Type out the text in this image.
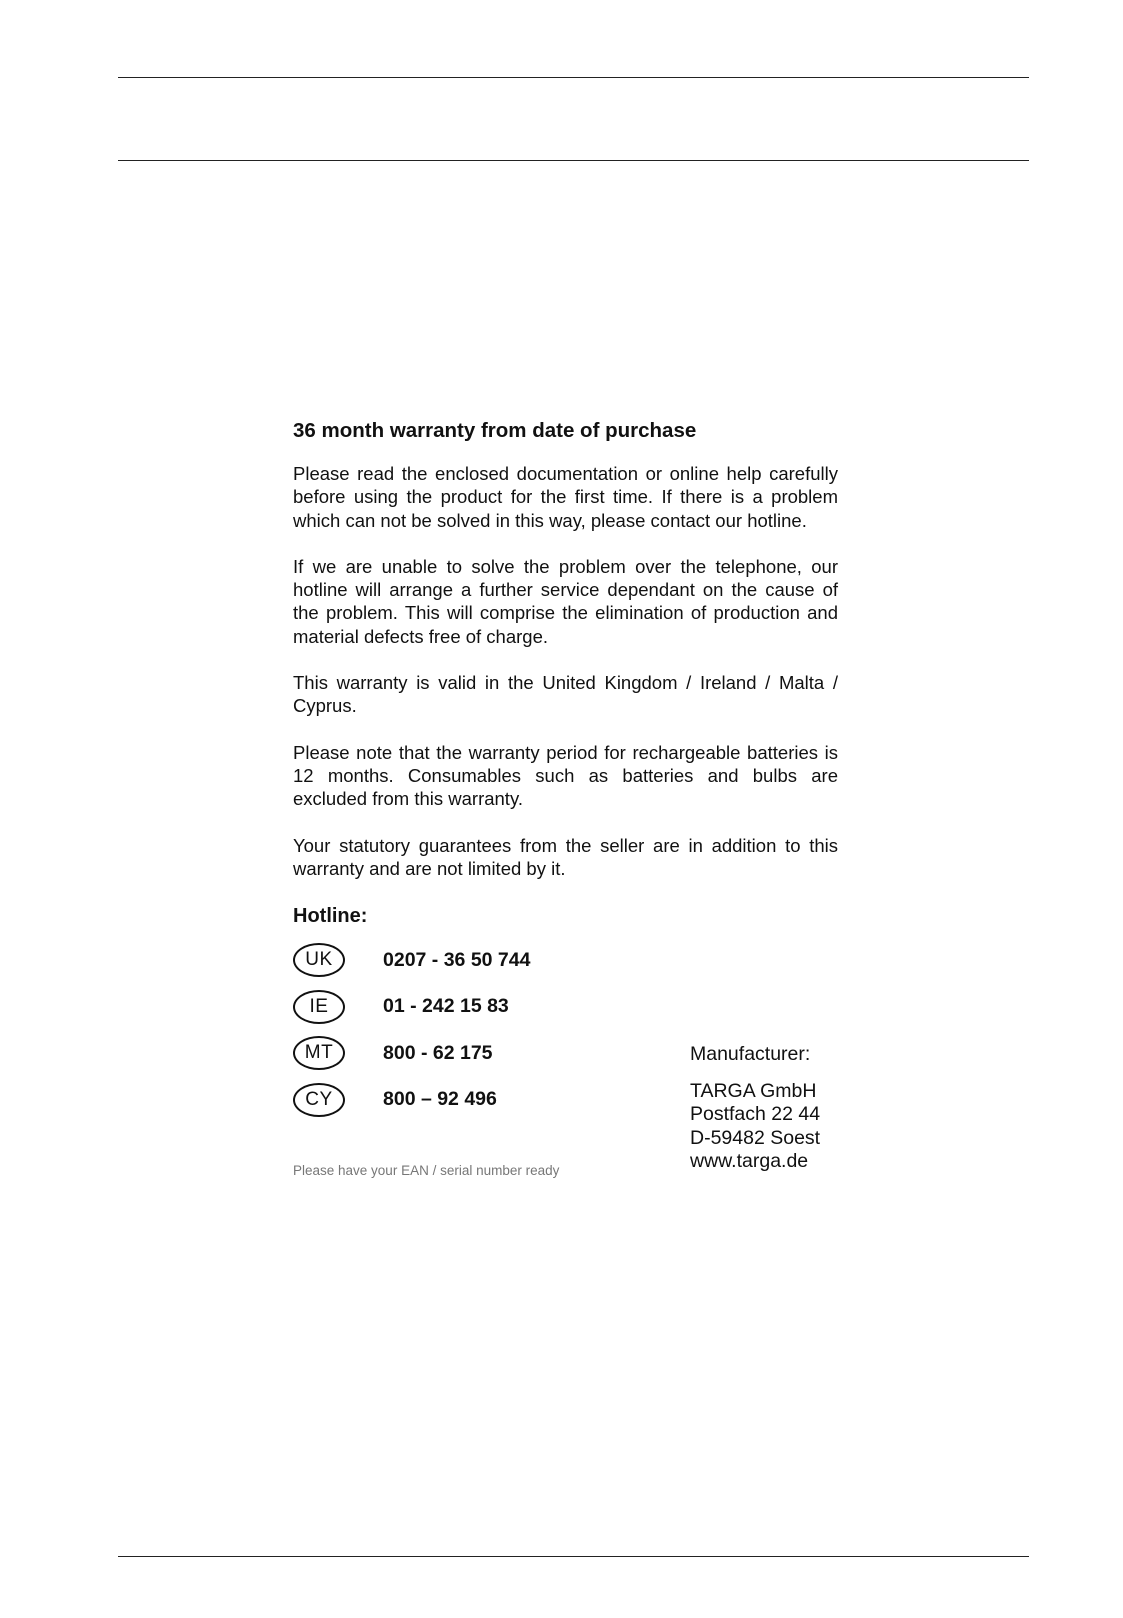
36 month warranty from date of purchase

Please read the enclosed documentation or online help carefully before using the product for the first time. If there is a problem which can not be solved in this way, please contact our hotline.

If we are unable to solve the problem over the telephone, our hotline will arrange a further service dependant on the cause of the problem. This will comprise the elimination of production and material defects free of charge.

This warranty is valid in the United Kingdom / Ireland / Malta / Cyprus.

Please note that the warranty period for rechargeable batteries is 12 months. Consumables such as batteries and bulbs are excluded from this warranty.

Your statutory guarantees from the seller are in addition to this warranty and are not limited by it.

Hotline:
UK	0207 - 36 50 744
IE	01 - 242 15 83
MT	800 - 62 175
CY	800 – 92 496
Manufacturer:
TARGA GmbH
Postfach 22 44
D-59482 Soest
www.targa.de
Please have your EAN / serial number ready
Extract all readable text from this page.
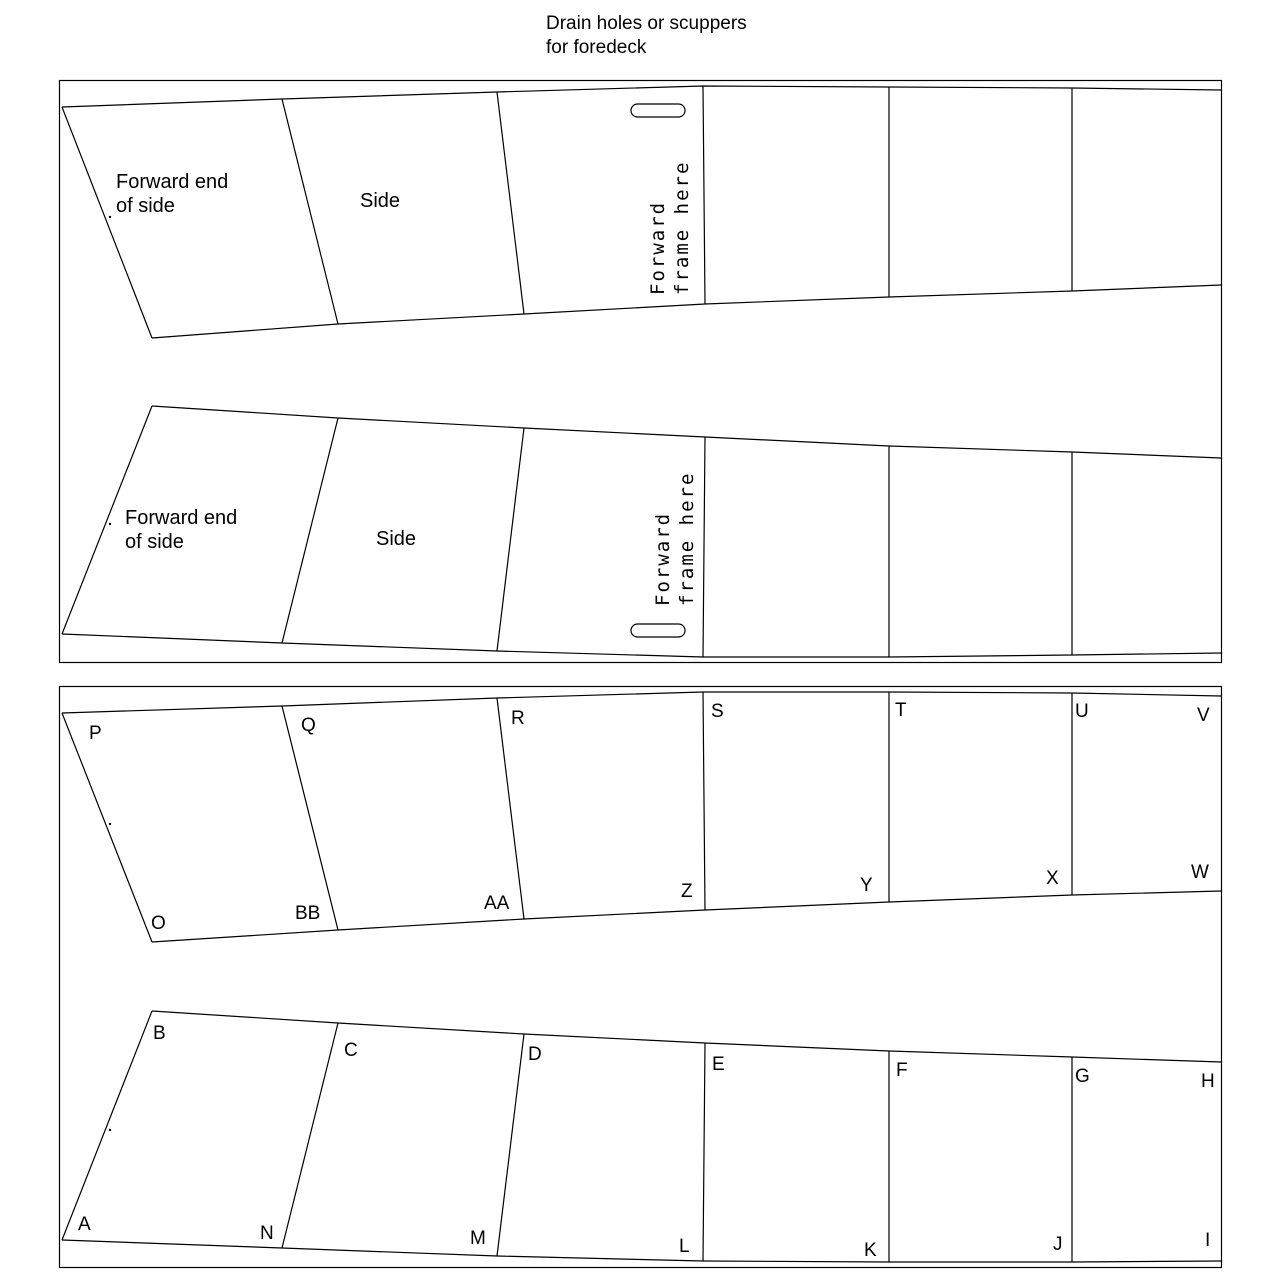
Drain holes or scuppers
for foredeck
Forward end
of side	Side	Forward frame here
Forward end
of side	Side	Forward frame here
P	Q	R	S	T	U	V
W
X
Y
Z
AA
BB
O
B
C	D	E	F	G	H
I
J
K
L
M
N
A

+ + + + + + +

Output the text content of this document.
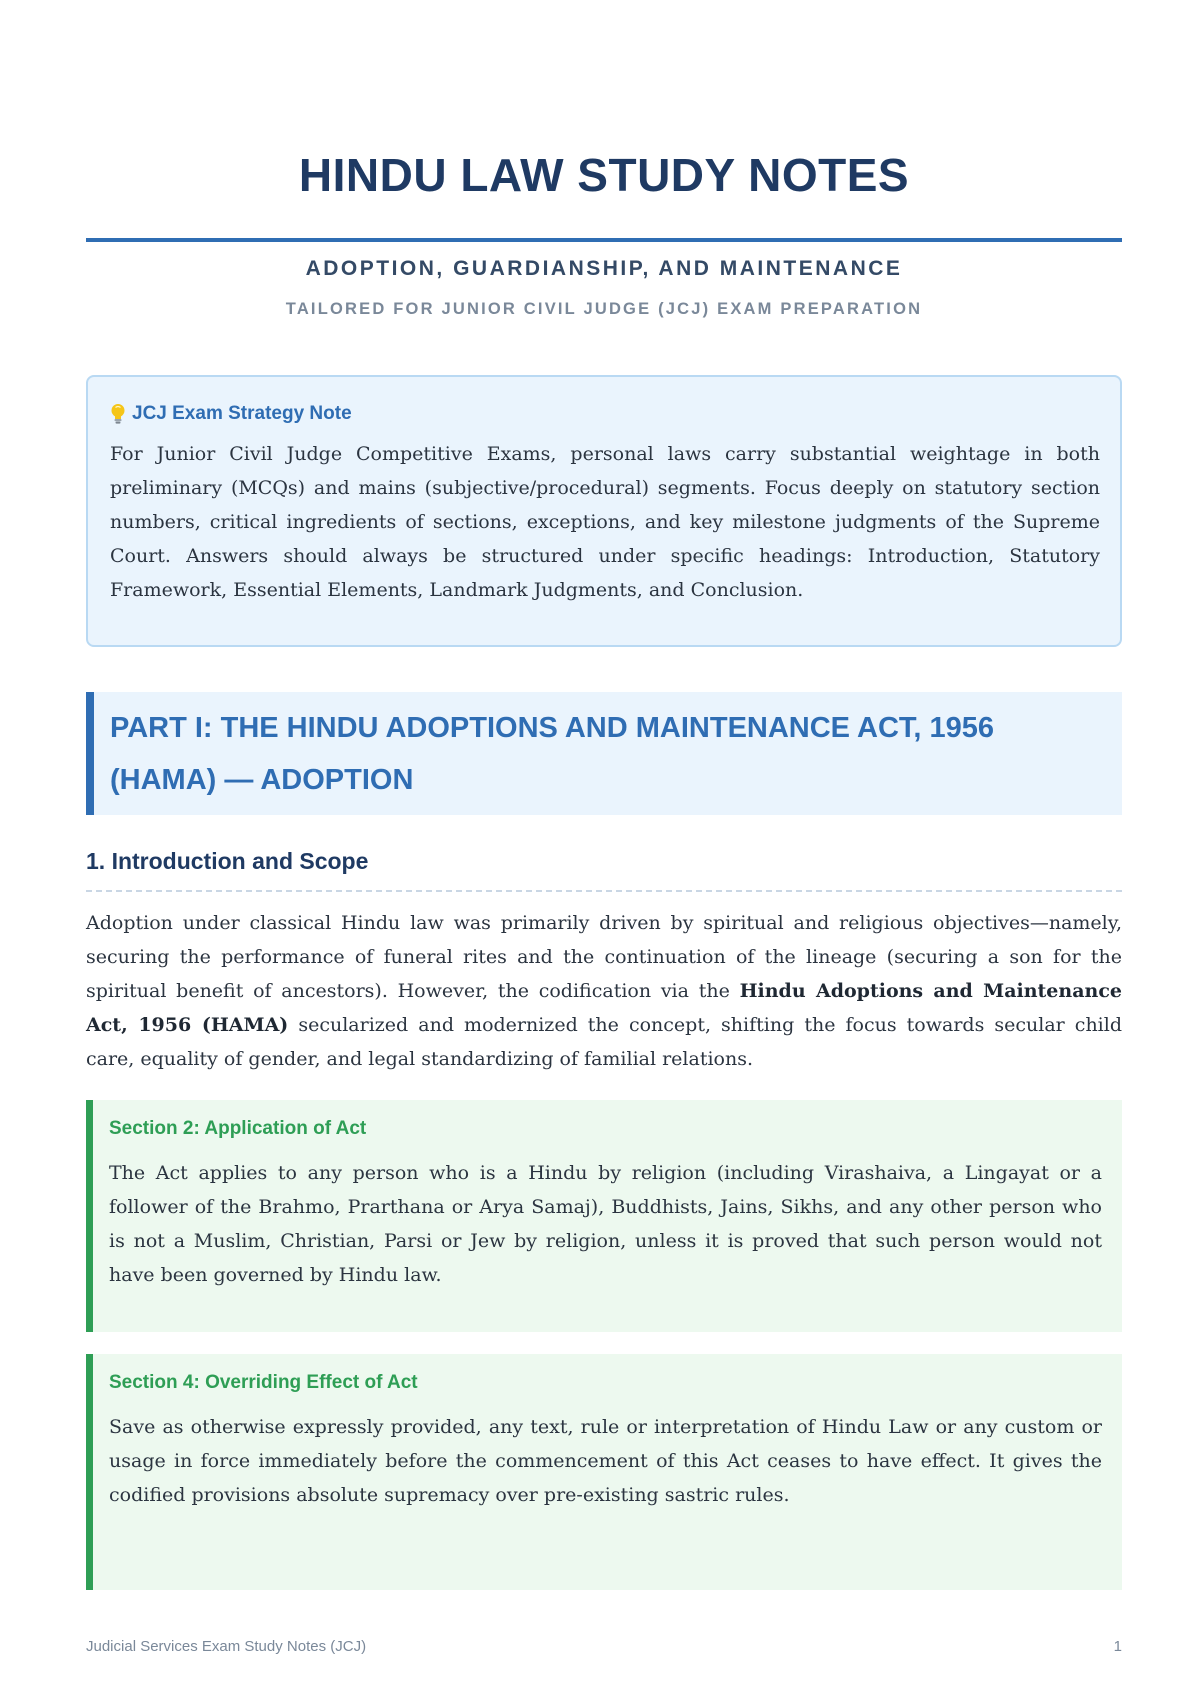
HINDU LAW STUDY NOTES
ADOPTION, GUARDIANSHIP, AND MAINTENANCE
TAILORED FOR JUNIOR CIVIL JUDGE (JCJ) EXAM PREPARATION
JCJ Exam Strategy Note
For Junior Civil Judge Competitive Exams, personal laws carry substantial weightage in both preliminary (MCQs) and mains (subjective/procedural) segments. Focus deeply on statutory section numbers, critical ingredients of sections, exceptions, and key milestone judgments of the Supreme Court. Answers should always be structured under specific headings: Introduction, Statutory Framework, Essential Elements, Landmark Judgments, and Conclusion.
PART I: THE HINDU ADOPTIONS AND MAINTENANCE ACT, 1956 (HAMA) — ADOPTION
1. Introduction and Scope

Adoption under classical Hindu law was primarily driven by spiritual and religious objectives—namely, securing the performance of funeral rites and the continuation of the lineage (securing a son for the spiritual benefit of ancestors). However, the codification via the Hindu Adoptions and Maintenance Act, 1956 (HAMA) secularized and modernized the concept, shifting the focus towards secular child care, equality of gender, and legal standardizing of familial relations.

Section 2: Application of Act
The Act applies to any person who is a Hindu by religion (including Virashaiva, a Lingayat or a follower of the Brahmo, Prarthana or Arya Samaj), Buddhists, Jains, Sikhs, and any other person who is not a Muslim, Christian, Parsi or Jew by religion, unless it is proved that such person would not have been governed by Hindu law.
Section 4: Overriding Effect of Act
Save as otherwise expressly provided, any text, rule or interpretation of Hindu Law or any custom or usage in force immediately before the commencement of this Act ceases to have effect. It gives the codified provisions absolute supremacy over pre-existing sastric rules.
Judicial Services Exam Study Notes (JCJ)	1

+ + + + + + +

Set task: Go through the listing above and pull out each line containing the word "Introduction".

Answer to this task:
For Junior Civil Judge Competitive Exams, personal laws carry substantial weightage in both preliminary (MCQs) and mains (subjective/procedural) segments. Focus deeply on statutory section numbers, critical ingredients of sections, exceptions, and key milestone judgments of the Supreme Court. Answers should always be structured under specific headings: Introduction, Statutory Framework, Essential Elements, Landmark Judgments, and Conclusion.
1. Introduction and Scope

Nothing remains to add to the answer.